→ Extract to read:
/---

This is where a lot of Texas business owners get stuck. Not because they don’t care, but because the details feel buried under jargon. Let’s pull those details back into plain sight.
Understanding what you’re really paying for
When people ask, “How much does business insurance cost?” they’re often hoping for a quick number they can plug into a budget.
But price is the last step in a chain of decisions, not the first.
The cost of business insurance depends heavily on what you’re actually doing and what you own. A one-man contractor with a pickup and some tools sits in a very different risk category than someone who owns a strip center, a restaurant, or a storage facility. Add in our West Texas reality, where golf ball to softball-sized hail is not a theoretical concern but a spring forecast, and you start to see why property insurance in Texas looks different from other parts of the country.
So instead of asking, “How much should it cost?” a better starting question is, “What am I asking this policy to do for my business?”
For some, that answer is simple: “If someone slips and falls in my shop, I need help dealing with that.” For others, it’s a bigger list: protecting a building, the revenue that building produces, the jobs inside it, and the personal assets behind it.
Once you’re clear on what you’re actually trying to protect, the conversation about cost becomes much more grounded. You’re no longer comparing random numbers. You’re comparing levels of protection and responsibility.
Deductibles: the number on the page that becomes very real on claim day
One of the first surprises business owners run into is how deductibles actually work, especially on property policies in Texas.
A deductible is simply the portion of a claim you agree to be responsible for before your insurance carrier starts paying. But on commercial property, you’re often dealing with two different deductibles, not one.
The first is the wind and hail deductible. In much of Texas, this is where the real money sits, because this deductible is usually a percentage of your building’s insured value, not a flat dollar amount. If your building is insured for $500,000 and you have a 5% wind and hail deductible, you’re on the hook for $25,000 before the carrier pays for a hail-damaged roof or siding.
That feels very different than a simple “$5,000 deductible,” and it catches people off guard all the time.
The second is often called the “all other perils” deductible. This applies to everything that’s not wind and hail: covered theft, certain types of water damage, fire, and other causes spelled out in your policy. This deductible is typically a fixed amount, such as $2,500, $5,000, or $10,000.
Understanding those two numbers isn’t about memorizing insurance terms. It’s about knowing, in real dollars, what you’d have to write a check for if something happened. That knowledge should feed directly into your cash planning and emergency reserves.

\---

→ Supplied material:
/---

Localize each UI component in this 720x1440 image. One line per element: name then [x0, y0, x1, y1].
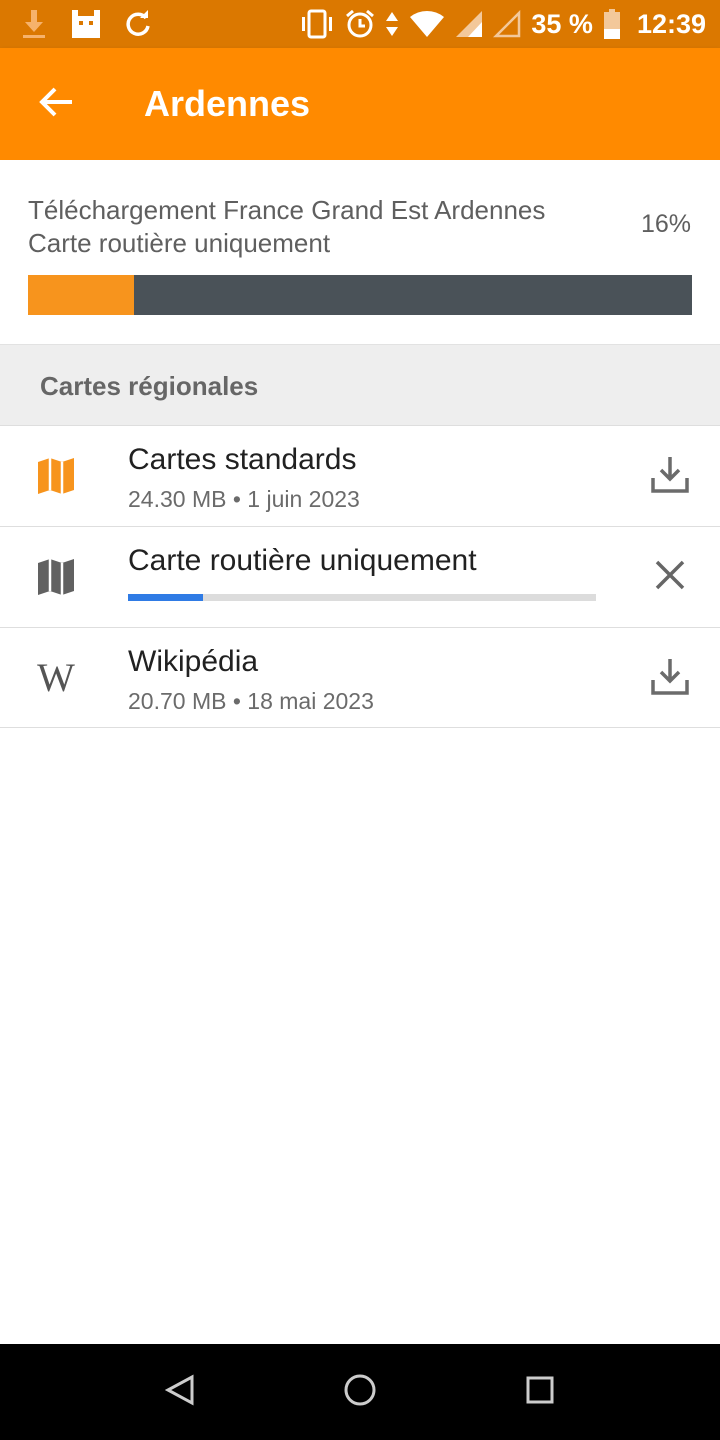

\---

→ Requirement 1: Copy from the passage on Texas business insurance the part that opens with the words containing "So instead of" and closes with "assets behind it.".
→ Requirement 2: According to the passage on Texas business insurance, what is the wind and hail deductible usually calculated from?
→ Requirement 3: Write the next part of the passage on Texas business insurance, picking up after its final sentence.

→ Task answer 1:
So instead of asking, “How much should it cost?” a better starting question is, “What am I asking this policy to do for my business?”
For some, that answer is simple: “If someone slips and falls in my shop, I need help dealing with that.” For others, it’s a bigger list: protecting a building, the revenue that building produces, the jobs inside it, and the personal assets behind it.

→ Task answer 2: A percentage of the building's insured value rather than a flat dollar amount.

→ Task answer 3:
If no one has ever walked you through your deductibles with actual numbers and examples, that’s a conversation worth having before storm season, not after.
Should insurance be a budget line item or an afterthought?
For many new businesses, insurance starts out as an obstacle to clear.
You’re opening the doors, the landlord or general contractor says, “We need a certificate of insurance,” and the scramble begins. You grab something quick and inexpensive, email the paperwork, and get back to “real work.”
The problem is that the cheapest policy that satisfies a landlord’s checkbox is often built to do one thing: satisfy the landlord’s checkbox.
It may not be built for what actually keeps you up at night.
Insurance works best when it’s treated as a core operating expense, right alongside payroll, rent, taxes, and marketing. In a very practical sense, that’s what it is. It’s one of the tools you use to keep money coming in and risks from wiping you out.
That’s where coverages like loss of revenue, or business income coverage, come into play. If a covered event shuts down your operation, you’re facing two problems at once: rebuilding the physical space and surviving without your usual revenue.
In many cases, business income coverage can help replace that lost revenue for a defined period, so you’re not trying to pay lenders, employees, and yourself with zero cash coming in.
A hailstorm that dents your roof is frustrating. A total loss that keeps your business closed for six or eight months is a different category of problem.
If your building houses tenants, the stakes shift again. A fire doesn’t just impact your property. It can stop rent checks overnight. Without rental income, loans and property taxes don’t stop. Coverage tailored to rental properties exists for that scenario, but it has to be in place before you need it.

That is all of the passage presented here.